[Given task]: Images embedded in the records are excluded; print everything else exactly as given.

[Supplied records]:
··········
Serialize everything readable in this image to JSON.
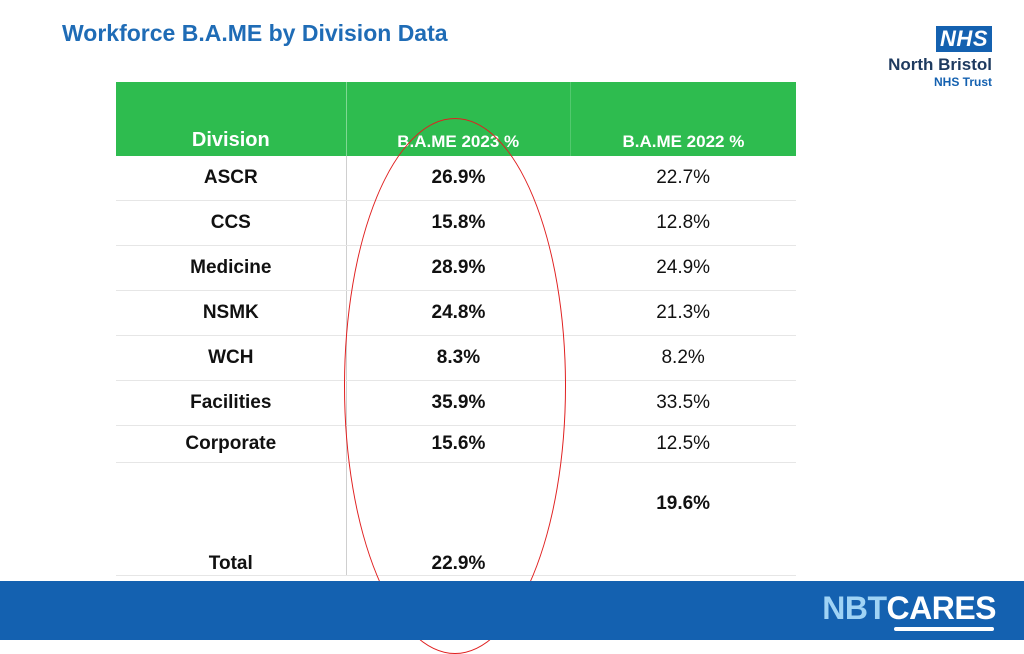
{
  "title": "Workforce B.A.ME by Division Data",
  "logo": {
    "nhs": "NHS",
    "org": "North Bristol",
    "trust": "NHS Trust"
  },
  "table": {
    "headers": {
      "division": "Division",
      "y2023": "B.A.ME  2023 %",
      "y2022": "B.A.ME 2022 %"
    },
    "rows": [
      {
        "division": "ASCR",
        "y2023": "26.9%",
        "y2022": "22.7%"
      },
      {
        "division": "CCS",
        "y2023": "15.8%",
        "y2022": "12.8%"
      },
      {
        "division": "Medicine",
        "y2023": "28.9%",
        "y2022": "24.9%"
      },
      {
        "division": "NSMK",
        "y2023": "24.8%",
        "y2022": "21.3%"
      },
      {
        "division": "WCH",
        "y2023": "8.3%",
        "y2022": "8.2%"
      },
      {
        "division": "Facilities",
        "y2023": "35.9%",
        "y2022": "33.5%"
      },
      {
        "division": "Corporate",
        "y2023": "15.6%",
        "y2022": "12.5%"
      }
    ],
    "total": {
      "division": "Total",
      "y2023": "22.9%",
      "y2022": "19.6%"
    }
  },
  "footer": {
    "brand_prefix": "NBT",
    "brand_suffix": "CARES"
  },
  "colors": {
    "header_green": "#2ebc4f",
    "title_blue": "#1f6cb6",
    "footer_blue": "#1461b0",
    "highlight_red": "#e02020"
  }
}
··········
[Answer]:
Serialize everything readable in this image to JSON.
{
  "title": "Workforce B.A.ME by Division Data",
  "logo": {
    "nhs": "NHS",
    "org": "North Bristol",
    "trust": "NHS Trust"
  },
  "table": {
    "headers": {
      "division": "Division",
      "y2023": "B.A.ME  2023 %",
      "y2022": "B.A.ME 2022 %"
    },
    "rows": [
      {
        "division": "ASCR",
        "y2023": "26.9%",
        "y2022": "22.7%"
      },
      {
        "division": "CCS",
        "y2023": "15.8%",
        "y2022": "12.8%"
      },
      {
        "division": "Medicine",
        "y2023": "28.9%",
        "y2022": "24.9%"
      },
      {
        "division": "NSMK",
        "y2023": "24.8%",
        "y2022": "21.3%"
      },
      {
        "division": "WCH",
        "y2023": "8.3%",
        "y2022": "8.2%"
      },
      {
        "division": "Facilities",
        "y2023": "35.9%",
        "y2022": "33.5%"
      },
      {
        "division": "Corporate",
        "y2023": "15.6%",
        "y2022": "12.5%"
      }
    ],
    "total": {
      "division": "Total",
      "y2023": "22.9%",
      "y2022": "19.6%"
    }
  },
  "footer": {
    "brand_prefix": "NBT",
    "brand_suffix": "CARES"
  },
  "colors": {
    "header_green": "#2ebc4f",
    "title_blue": "#1f6cb6",
    "footer_blue": "#1461b0",
    "highlight_red": "#e02020"
  }
}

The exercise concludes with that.